Given records

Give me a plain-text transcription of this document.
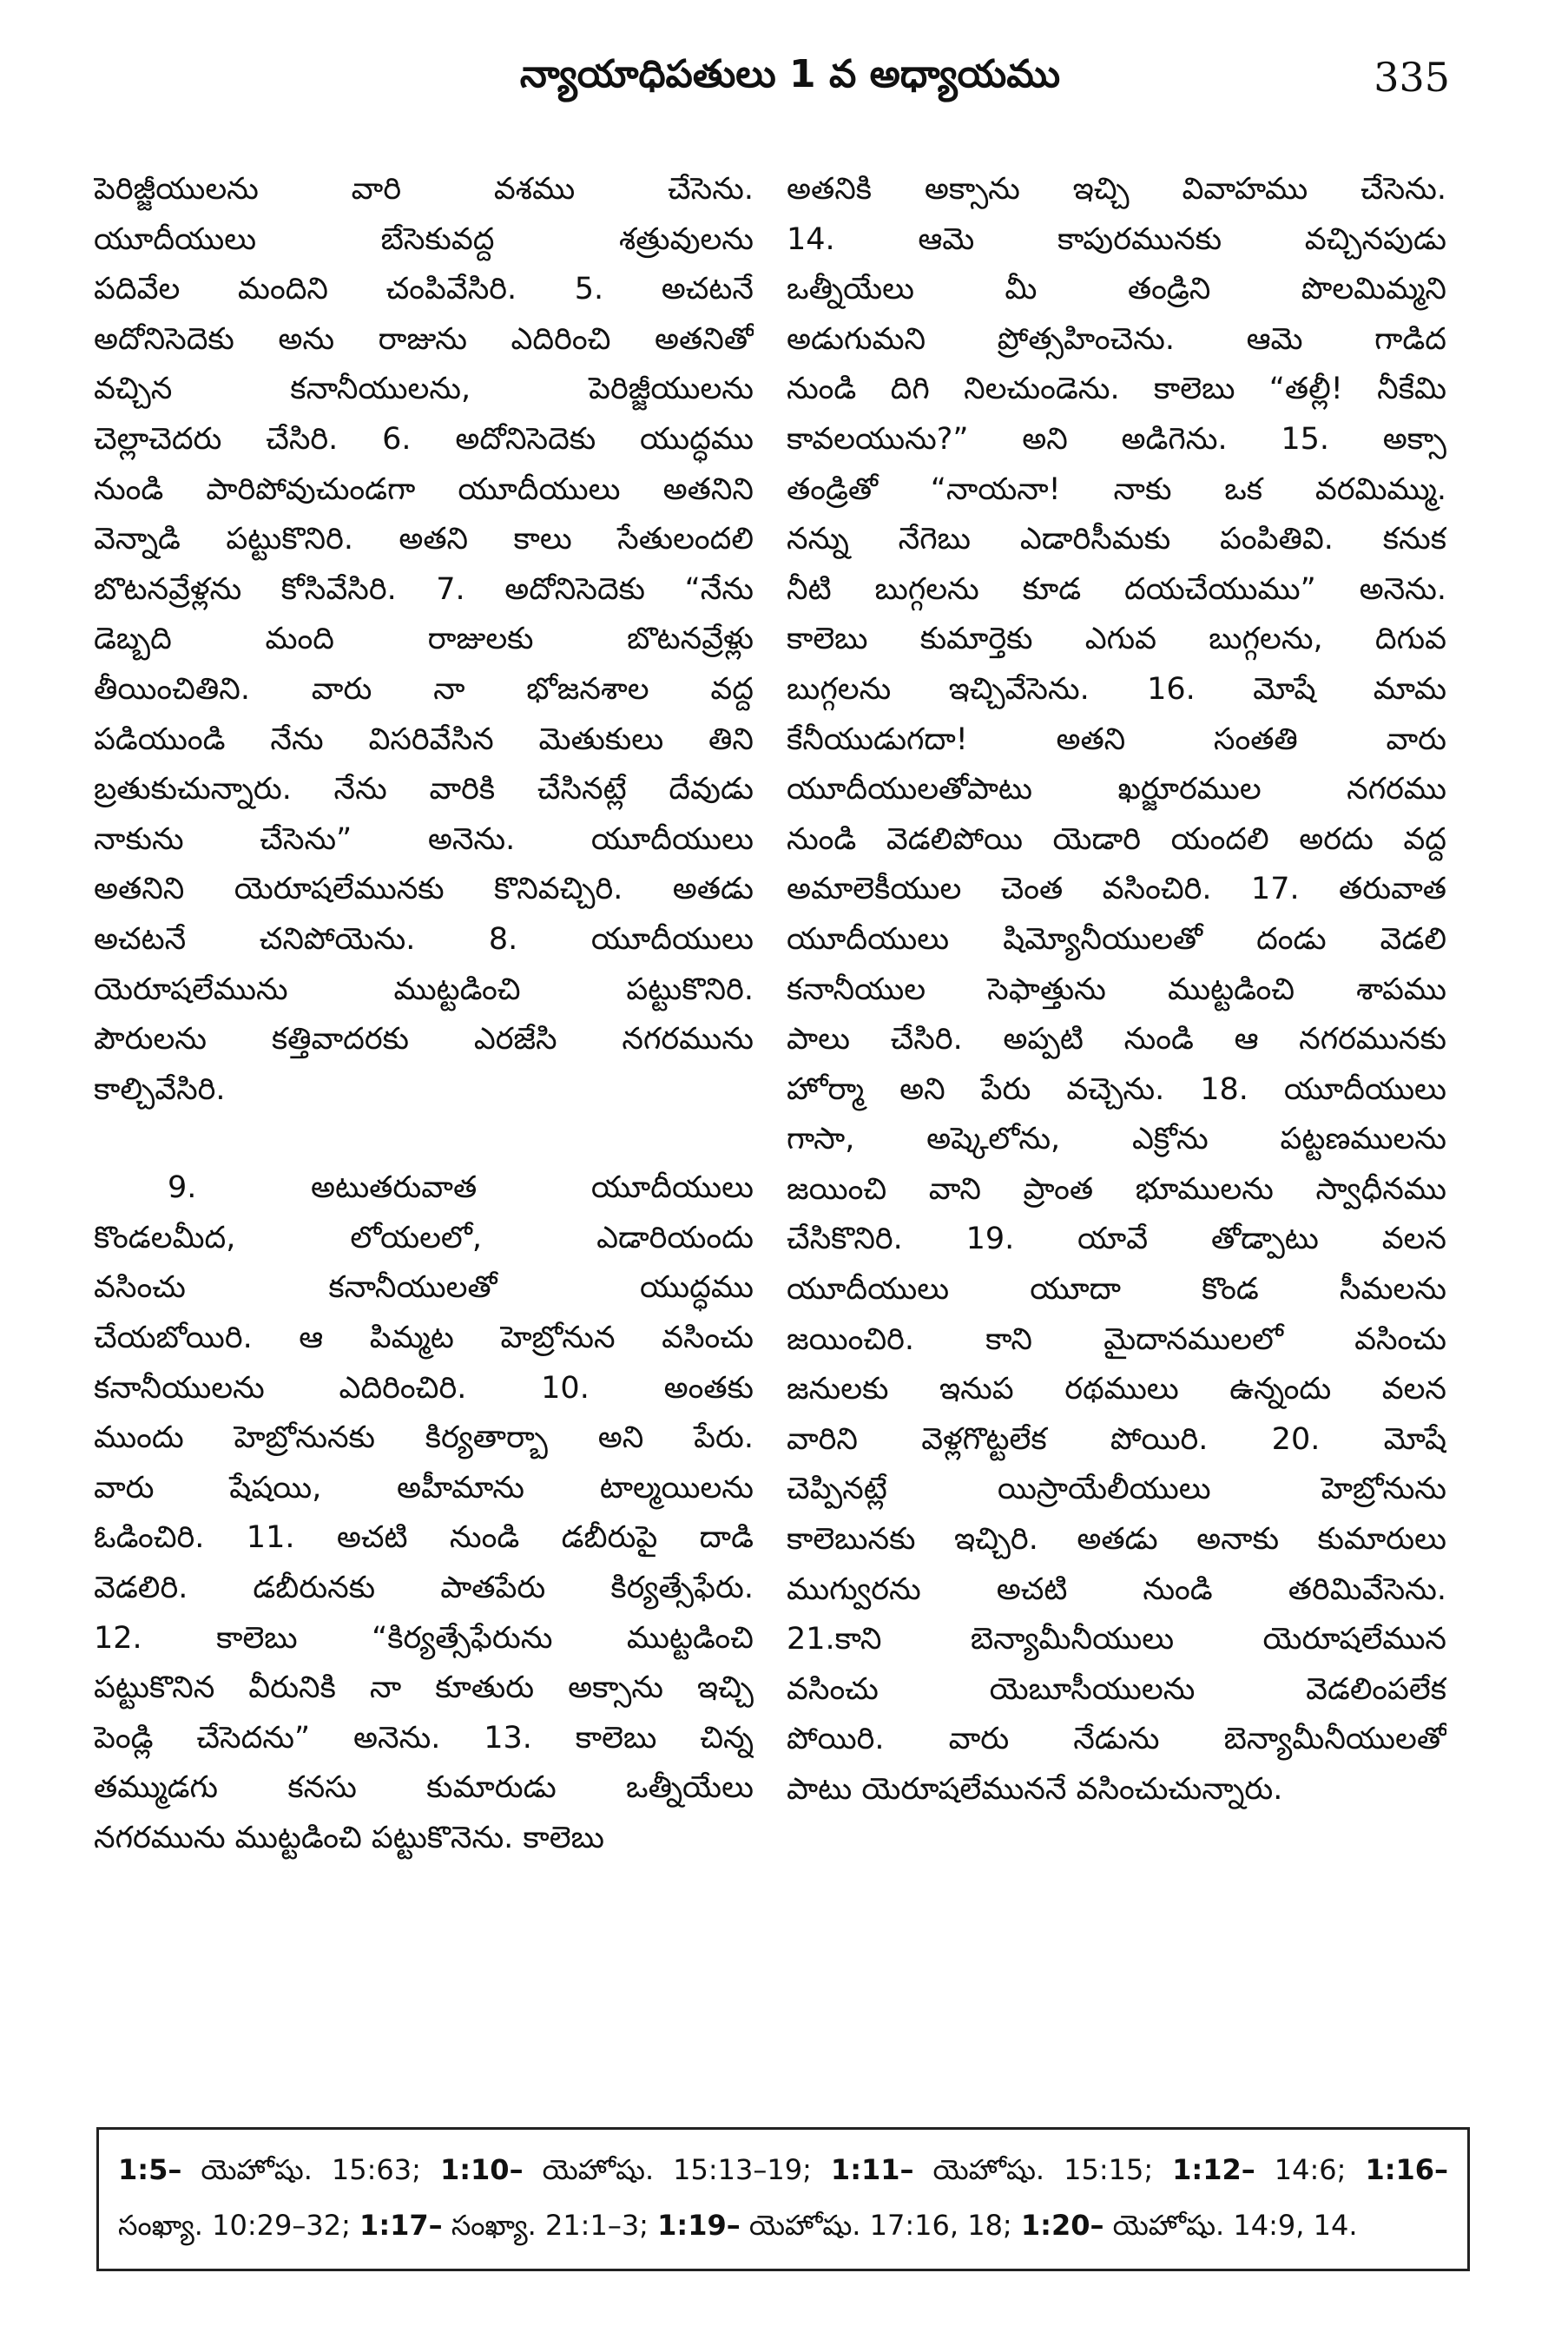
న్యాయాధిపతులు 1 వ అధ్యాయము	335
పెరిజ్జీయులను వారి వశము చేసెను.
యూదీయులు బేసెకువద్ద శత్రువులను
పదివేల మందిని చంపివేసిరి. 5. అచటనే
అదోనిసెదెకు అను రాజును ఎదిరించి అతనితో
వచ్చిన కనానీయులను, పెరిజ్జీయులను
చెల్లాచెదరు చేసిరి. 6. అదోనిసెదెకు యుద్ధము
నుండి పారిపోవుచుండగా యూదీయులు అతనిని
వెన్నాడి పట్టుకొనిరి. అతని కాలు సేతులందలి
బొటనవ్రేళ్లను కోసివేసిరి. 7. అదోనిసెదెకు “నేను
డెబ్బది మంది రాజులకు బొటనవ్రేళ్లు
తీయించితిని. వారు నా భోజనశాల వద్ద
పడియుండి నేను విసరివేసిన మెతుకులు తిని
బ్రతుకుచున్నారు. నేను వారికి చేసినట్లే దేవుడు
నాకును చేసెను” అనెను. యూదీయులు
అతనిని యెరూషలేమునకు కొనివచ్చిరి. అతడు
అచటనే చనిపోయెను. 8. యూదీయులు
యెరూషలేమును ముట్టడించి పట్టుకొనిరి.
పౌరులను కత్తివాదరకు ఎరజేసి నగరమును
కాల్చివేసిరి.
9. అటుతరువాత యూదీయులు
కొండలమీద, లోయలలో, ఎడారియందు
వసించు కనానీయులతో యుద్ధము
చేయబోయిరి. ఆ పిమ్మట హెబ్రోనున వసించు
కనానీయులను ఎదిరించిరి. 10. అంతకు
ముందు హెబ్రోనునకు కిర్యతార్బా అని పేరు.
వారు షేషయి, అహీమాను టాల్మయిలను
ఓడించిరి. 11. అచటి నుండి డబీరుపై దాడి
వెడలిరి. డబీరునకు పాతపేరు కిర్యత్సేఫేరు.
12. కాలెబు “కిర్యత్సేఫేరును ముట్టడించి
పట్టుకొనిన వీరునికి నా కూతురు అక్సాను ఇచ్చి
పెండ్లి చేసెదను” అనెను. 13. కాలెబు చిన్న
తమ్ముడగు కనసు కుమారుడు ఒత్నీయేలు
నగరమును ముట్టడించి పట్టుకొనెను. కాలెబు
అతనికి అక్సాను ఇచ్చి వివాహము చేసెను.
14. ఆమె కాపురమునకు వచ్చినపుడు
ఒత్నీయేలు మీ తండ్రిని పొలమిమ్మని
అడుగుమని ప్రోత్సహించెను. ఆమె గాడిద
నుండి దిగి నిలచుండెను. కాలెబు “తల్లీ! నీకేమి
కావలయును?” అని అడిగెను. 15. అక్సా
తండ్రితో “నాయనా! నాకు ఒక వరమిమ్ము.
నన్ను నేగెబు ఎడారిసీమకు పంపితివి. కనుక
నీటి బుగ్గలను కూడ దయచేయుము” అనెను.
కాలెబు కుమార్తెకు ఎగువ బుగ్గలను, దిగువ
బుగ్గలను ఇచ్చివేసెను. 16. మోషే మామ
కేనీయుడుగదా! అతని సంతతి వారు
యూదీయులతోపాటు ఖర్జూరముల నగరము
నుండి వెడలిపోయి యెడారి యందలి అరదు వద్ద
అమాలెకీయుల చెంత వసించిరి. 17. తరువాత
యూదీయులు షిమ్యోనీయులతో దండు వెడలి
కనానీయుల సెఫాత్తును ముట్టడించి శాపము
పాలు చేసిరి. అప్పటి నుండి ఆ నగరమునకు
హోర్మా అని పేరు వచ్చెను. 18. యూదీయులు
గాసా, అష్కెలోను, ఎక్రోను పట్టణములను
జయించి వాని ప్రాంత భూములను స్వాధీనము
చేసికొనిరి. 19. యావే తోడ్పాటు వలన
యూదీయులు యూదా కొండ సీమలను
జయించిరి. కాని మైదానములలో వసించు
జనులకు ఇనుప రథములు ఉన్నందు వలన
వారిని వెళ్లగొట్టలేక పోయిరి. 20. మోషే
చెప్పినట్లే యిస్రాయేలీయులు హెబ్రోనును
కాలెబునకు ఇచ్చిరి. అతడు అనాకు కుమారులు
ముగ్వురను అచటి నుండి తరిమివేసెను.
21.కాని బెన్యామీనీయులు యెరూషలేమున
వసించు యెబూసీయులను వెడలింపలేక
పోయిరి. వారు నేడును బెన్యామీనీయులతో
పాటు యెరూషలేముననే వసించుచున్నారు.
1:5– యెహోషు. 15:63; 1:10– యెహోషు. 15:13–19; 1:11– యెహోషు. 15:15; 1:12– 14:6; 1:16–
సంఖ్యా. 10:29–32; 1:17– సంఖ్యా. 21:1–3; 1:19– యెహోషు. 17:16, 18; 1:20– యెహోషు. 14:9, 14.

* * *

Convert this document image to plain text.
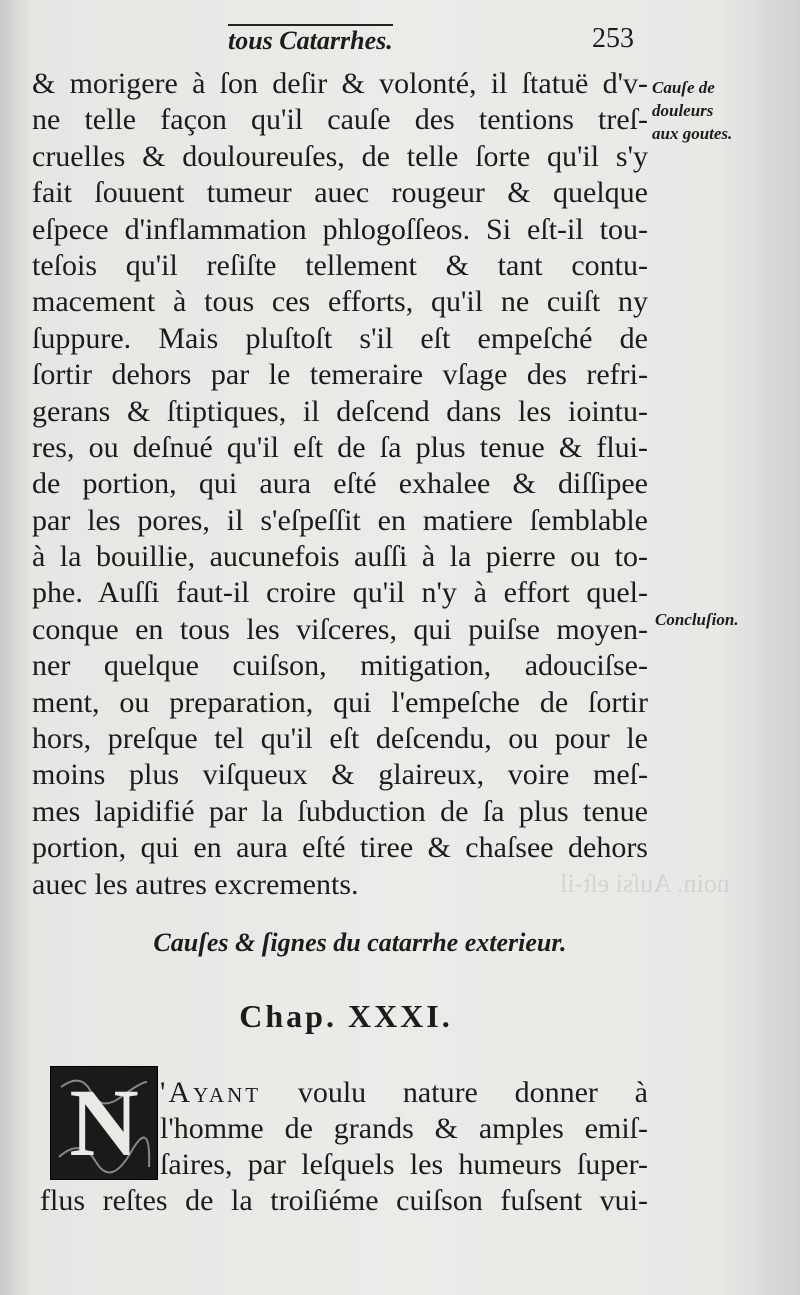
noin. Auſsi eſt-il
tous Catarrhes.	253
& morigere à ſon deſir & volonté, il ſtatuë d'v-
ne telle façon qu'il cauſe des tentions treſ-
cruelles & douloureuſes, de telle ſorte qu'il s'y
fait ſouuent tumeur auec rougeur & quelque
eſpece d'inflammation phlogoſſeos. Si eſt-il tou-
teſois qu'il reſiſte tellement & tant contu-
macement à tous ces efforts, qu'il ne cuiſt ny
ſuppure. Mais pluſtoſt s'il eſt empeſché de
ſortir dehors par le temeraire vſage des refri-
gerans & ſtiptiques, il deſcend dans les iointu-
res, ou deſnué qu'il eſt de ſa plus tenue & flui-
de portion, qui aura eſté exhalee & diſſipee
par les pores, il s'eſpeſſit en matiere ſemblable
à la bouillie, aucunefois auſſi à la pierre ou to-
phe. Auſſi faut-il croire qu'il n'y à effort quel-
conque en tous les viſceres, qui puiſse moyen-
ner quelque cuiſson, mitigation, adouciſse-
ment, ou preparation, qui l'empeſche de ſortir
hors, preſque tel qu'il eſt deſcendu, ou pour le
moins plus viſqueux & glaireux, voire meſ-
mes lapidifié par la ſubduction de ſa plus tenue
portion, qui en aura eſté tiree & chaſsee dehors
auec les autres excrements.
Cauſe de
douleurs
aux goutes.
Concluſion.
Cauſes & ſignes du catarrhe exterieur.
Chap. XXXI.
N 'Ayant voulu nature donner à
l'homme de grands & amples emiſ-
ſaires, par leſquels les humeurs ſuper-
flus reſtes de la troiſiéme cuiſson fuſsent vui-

---

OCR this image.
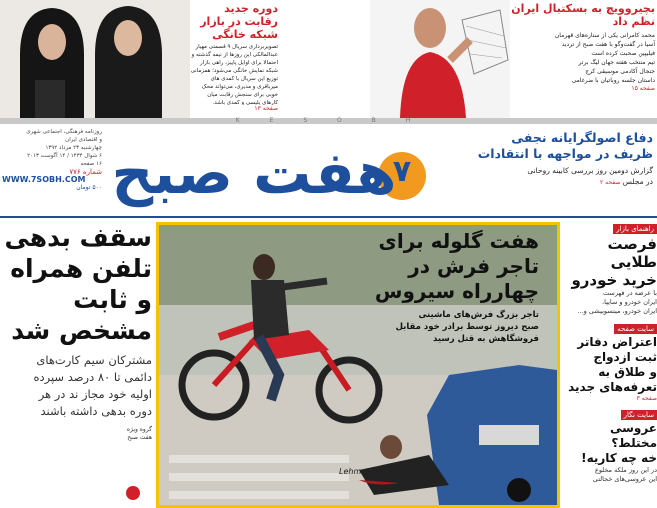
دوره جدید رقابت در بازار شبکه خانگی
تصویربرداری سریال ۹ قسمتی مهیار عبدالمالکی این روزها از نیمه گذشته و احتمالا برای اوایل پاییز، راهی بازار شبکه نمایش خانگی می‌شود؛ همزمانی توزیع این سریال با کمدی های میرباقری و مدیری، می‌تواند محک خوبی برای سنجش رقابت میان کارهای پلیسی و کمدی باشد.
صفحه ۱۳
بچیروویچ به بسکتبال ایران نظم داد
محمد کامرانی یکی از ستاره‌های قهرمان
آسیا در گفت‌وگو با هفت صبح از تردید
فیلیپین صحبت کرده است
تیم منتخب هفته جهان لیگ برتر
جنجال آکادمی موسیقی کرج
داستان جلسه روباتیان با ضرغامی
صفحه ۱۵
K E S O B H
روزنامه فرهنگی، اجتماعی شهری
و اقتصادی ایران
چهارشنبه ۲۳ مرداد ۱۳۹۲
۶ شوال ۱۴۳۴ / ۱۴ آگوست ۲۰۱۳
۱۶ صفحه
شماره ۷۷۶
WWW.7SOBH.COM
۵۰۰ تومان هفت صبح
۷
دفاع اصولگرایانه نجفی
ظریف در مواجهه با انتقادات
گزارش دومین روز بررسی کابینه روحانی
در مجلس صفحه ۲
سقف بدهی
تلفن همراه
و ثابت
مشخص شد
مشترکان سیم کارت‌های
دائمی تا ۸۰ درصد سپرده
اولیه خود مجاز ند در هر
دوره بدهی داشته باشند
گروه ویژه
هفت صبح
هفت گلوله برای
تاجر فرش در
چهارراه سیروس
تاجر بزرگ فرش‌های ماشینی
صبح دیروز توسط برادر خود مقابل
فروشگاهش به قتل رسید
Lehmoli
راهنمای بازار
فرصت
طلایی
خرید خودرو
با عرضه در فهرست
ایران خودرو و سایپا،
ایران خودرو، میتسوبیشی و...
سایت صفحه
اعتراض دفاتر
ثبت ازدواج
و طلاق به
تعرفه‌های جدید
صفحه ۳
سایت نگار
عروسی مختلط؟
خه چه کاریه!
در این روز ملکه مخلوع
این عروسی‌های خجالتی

Task prompt
Check each line of the entries above, and show every one holding the word "رقابت".

Full solution
دوره جدید رقابت در بازار شبکه خانگی
تصویربرداری سریال ۹ قسمتی مهیار عبدالمالکی این روزها از نیمه گذشته و احتمالا برای اوایل پاییز، راهی بازار شبکه نمایش خانگی می‌شود؛ همزمانی توزیع این سریال با کمدی های میرباقری و مدیری، می‌تواند محک خوبی برای سنجش رقابت میان کارهای پلیسی و کمدی باشد.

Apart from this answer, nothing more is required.